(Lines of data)
____________________

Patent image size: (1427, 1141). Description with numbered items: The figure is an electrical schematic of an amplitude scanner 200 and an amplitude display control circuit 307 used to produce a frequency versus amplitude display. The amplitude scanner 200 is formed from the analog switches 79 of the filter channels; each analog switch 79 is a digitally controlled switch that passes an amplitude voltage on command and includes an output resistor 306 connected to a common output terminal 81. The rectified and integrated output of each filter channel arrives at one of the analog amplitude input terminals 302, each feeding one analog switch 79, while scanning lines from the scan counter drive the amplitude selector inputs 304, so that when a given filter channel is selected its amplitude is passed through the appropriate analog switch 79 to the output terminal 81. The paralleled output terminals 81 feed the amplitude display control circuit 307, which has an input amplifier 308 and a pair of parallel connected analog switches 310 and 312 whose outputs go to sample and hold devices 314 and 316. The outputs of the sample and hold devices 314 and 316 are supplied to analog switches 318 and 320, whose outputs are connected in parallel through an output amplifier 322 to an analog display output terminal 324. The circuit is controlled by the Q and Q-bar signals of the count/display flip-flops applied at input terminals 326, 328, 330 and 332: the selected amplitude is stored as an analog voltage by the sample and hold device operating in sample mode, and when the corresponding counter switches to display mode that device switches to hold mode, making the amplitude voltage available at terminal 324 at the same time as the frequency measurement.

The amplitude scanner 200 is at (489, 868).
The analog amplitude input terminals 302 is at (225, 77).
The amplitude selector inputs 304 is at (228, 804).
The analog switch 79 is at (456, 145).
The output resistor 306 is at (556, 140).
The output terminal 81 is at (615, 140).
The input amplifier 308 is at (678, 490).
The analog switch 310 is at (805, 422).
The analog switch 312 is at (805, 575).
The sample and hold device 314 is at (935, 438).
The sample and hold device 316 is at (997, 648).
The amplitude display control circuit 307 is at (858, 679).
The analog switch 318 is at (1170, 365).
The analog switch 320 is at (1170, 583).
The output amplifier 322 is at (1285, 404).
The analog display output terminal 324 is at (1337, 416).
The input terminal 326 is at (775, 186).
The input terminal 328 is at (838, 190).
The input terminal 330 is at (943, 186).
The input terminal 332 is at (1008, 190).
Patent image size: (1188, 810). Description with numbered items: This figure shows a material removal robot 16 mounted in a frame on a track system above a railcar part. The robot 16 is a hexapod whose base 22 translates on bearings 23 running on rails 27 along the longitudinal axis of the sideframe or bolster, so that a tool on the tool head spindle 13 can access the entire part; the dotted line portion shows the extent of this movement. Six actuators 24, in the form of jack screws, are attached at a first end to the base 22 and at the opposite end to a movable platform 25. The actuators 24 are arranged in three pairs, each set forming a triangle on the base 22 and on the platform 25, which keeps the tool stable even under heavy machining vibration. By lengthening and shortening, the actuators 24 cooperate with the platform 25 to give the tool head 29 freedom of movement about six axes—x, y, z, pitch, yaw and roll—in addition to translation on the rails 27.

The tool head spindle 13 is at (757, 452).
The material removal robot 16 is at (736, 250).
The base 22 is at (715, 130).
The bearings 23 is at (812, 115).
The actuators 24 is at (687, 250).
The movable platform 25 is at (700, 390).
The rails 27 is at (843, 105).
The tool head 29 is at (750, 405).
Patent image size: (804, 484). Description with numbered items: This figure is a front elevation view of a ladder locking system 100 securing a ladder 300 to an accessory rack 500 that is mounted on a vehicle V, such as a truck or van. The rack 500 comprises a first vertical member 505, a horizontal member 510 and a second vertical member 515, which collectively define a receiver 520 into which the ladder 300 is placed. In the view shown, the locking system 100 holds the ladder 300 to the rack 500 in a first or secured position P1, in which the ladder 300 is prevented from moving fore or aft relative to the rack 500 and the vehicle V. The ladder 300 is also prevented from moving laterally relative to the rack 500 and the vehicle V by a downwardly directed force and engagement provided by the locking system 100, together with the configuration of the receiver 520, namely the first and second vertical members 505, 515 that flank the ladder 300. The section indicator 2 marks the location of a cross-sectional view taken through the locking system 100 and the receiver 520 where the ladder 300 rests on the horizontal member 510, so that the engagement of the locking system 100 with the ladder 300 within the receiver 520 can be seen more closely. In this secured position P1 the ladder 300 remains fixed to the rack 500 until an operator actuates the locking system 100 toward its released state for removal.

____________________

[Exercise objective] Present every line of the listing above as a numbered list, leaving out the blank lines.

[Task solution]
1. Patent image size: (1427, 1141). Description with numbered items: The figure is an electrical schematic of an amplitude scanner 200 and an amplitude display control circuit 307 used to produce a frequency versus amplitude display. The amplitude scanner 200 is formed from the analog switches 79 of the filter channels; each analog switch 79 is a digitally controlled switch that passes an amplitude voltage on command and includes an output resistor 306 connected to a common output terminal 81. The rectified and integrated output of each filter channel arrives at one of the analog amplitude input terminals 302, each feeding one analog switch 79, while scanning lines from the scan counter drive the amplitude selector inputs 304, so that when a given filter channel is selected its amplitude is passed through the appropriate analog switch 79 to the output terminal 81. The paralleled output terminals 81 feed the amplitude display control circuit 307, which has an input amplifier 308 and a pair of parallel connected analog switches 310 and 312 whose outputs go to sample and hold devices 314 and 316. The outputs of the sample and hold devices 314 and 316 are supplied to analog switches 318 and 320, whose outputs are connected in parallel through an output amplifier 322 to an analog display output terminal 324. The circuit is controlled by the Q and Q-bar signals of the count/display flip-flops applied at input terminals 326, 328, 330 and 332: the selected amplitude is stored as an analog voltage by the sample and hold device operating in sample mode, and when the corresponding counter switches to display mode that device switches to hold mode, making the amplitude voltage available at terminal 324 at the same time as the frequency measurement.
2. The amplitude scanner 200 is at (489, 868).
3. The analog amplitude input terminals 302 is at (225, 77).
4. The amplitude selector inputs 304 is at (228, 804).
5. The analog switch 79 is at (456, 145).
6. The output resistor 306 is at (556, 140).
7. The output terminal 81 is at (615, 140).
8. The input amplifier 308 is at (678, 490).
9. The analog switch 310 is at (805, 422).
10. The analog switch 312 is at (805, 575).
11. The sample and hold device 314 is at (935, 438).
12. The sample and hold device 316 is at (997, 648).
13. The amplitude display control circuit 307 is at (858, 679).
14. The analog switch 318 is at (1170, 365).
15. The analog switch 320 is at (1170, 583).
16. The output amplifier 322 is at (1285, 404).
17. The analog display output terminal 324 is at (1337, 416).
18. The input terminal 326 is at (775, 186).
19. The input terminal 328 is at (838, 190).
20. The input terminal 330 is at (943, 186).
21. The input terminal 332 is at (1008, 190).
22. Patent image size: (1188, 810). Description with numbered items: This figure shows a material removal robot 16 mounted in a frame on a track system above a railcar part. The robot 16 is a hexapod whose base 22 translates on bearings 23 running on rails 27 along the longitudinal axis of the sideframe or bolster, so that a tool on the tool head spindle 13 can access the entire part; the dotted line portion shows the extent of this movement. Six actuators 24, in the form of jack screws, are attached at a first end to the base 22 and at the opposite end to a movable platform 25. The actuators 24 are arranged in three pairs, each set forming a triangle on the base 22 and on the platform 25, which keeps the tool stable even under heavy machining vibration. By lengthening and shortening, the actuators 24 cooperate with the platform 25 to give the tool head 29 freedom of movement about six axes—x, y, z, pitch, yaw and roll—in addition to translation on the rails 27.
23. The tool head spindle 13 is at (757, 452).
24. The material removal robot 16 is at (736, 250).
25. The base 22 is at (715, 130).
26. The bearings 23 is at (812, 115).
27. The actuators 24 is at (687, 250).
28. The movable platform 25 is at (700, 390).
29. The rails 27 is at (843, 105).
30. The tool head 29 is at (750, 405).
31. Patent image size: (804, 484). Description with numbered items: This figure is a front elevation view of a ladder locking system 100 securing a ladder 300 to an accessory rack 500 that is mounted on a vehicle V, such as a truck or van. The rack 500 comprises a first vertical member 505, a horizontal member 510 and a second vertical member 515, which collectively define a receiver 520 into which the ladder 300 is placed. In the view shown, the locking system 100 holds the ladder 300 to the rack 500 in a first or secured position P1, in which the ladder 300 is prevented from moving fore or aft relative to the rack 500 and the vehicle V. The ladder 300 is also prevented from moving laterally relative to the rack 500 and the vehicle V by a downwardly directed force and engagement provided by the locking system 100, together with the configuration of the receiver 520, namely the first and second vertical members 505, 515 that flank the ladder 300. The section indicator 2 marks the location of a cross-sectional view taken through the locking system 100 and the receiver 520 where the ladder 300 rests on the horizontal member 510, so that the engagement of the locking system 100 with the ladder 300 within the receiver 520 can be seen more closely. In this secured position P1 the ladder 300 remains fixed to the rack 500 until an operator actuates the locking system 100 toward its released state for removal.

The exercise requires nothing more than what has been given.